_The task_: Provide the number of lines below that include "close", without any other words.

(Page layout parsing data)
◇ ◇ ◇ ◇ ◇ ◇ ◇

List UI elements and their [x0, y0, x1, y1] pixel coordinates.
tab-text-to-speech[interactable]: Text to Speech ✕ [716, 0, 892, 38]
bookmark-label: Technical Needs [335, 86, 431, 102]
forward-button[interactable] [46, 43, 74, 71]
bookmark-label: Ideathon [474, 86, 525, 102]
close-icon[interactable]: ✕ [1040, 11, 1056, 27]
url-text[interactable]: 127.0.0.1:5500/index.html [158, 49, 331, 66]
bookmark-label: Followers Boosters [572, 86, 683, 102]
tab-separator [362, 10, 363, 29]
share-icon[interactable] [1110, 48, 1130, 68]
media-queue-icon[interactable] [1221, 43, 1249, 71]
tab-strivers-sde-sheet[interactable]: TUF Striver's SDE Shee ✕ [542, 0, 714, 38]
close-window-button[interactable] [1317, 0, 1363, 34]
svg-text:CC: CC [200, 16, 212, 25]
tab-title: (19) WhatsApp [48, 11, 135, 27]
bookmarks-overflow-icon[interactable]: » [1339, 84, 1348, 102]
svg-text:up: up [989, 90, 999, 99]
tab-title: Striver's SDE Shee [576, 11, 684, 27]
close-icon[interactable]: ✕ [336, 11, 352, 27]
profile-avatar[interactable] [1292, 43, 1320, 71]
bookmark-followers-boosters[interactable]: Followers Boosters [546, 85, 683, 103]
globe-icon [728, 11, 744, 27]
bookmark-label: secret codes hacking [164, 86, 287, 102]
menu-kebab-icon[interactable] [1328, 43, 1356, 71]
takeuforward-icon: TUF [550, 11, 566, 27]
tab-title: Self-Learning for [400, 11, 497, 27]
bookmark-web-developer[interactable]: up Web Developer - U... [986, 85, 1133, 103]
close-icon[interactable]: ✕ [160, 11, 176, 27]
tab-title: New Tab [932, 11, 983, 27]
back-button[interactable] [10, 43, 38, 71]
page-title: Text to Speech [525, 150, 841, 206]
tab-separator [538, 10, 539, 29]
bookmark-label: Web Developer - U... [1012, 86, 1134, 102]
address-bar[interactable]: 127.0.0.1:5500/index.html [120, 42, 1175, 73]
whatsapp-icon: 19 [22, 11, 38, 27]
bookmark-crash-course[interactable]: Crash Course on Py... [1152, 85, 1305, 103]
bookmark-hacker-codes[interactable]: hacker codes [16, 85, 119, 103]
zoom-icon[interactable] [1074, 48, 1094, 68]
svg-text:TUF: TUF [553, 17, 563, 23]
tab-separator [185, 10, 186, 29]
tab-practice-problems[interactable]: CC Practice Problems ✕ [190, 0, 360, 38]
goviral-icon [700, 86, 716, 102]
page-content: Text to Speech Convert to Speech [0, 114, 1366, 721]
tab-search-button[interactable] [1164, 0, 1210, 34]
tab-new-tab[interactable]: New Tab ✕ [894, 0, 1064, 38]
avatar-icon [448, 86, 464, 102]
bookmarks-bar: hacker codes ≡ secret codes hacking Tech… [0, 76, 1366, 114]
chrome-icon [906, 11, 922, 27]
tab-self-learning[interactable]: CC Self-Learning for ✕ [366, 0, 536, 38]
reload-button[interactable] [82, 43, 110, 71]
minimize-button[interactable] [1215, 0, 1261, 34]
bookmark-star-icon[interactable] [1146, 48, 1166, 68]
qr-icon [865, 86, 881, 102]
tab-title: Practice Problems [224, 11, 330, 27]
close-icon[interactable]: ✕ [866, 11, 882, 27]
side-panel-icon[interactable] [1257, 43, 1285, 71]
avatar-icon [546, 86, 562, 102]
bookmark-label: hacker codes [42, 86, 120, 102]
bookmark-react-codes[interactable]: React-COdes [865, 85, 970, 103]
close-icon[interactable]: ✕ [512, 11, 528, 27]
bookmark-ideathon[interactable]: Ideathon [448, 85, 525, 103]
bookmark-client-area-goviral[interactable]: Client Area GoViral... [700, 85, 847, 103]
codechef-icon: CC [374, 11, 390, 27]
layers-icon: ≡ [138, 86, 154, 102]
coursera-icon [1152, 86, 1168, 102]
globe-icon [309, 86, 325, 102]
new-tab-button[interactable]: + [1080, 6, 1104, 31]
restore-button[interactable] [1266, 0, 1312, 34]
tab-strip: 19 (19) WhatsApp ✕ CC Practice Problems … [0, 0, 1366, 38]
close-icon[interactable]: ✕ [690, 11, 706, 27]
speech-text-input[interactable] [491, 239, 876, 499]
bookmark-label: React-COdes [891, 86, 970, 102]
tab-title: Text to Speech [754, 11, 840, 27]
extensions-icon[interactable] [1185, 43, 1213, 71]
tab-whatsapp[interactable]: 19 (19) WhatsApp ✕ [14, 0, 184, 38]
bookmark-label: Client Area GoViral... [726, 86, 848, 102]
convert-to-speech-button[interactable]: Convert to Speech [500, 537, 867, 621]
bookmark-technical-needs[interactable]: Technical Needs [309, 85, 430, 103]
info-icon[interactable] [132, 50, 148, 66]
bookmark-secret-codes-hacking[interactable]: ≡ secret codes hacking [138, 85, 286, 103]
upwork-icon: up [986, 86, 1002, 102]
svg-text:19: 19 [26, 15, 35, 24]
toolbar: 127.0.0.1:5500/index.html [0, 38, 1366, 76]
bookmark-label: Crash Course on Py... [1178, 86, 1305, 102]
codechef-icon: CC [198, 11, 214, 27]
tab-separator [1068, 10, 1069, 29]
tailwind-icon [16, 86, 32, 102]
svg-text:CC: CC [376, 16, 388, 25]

◇ ◇ ◇ ◇ ◇ ◇ ◇

_Result for this task_: 7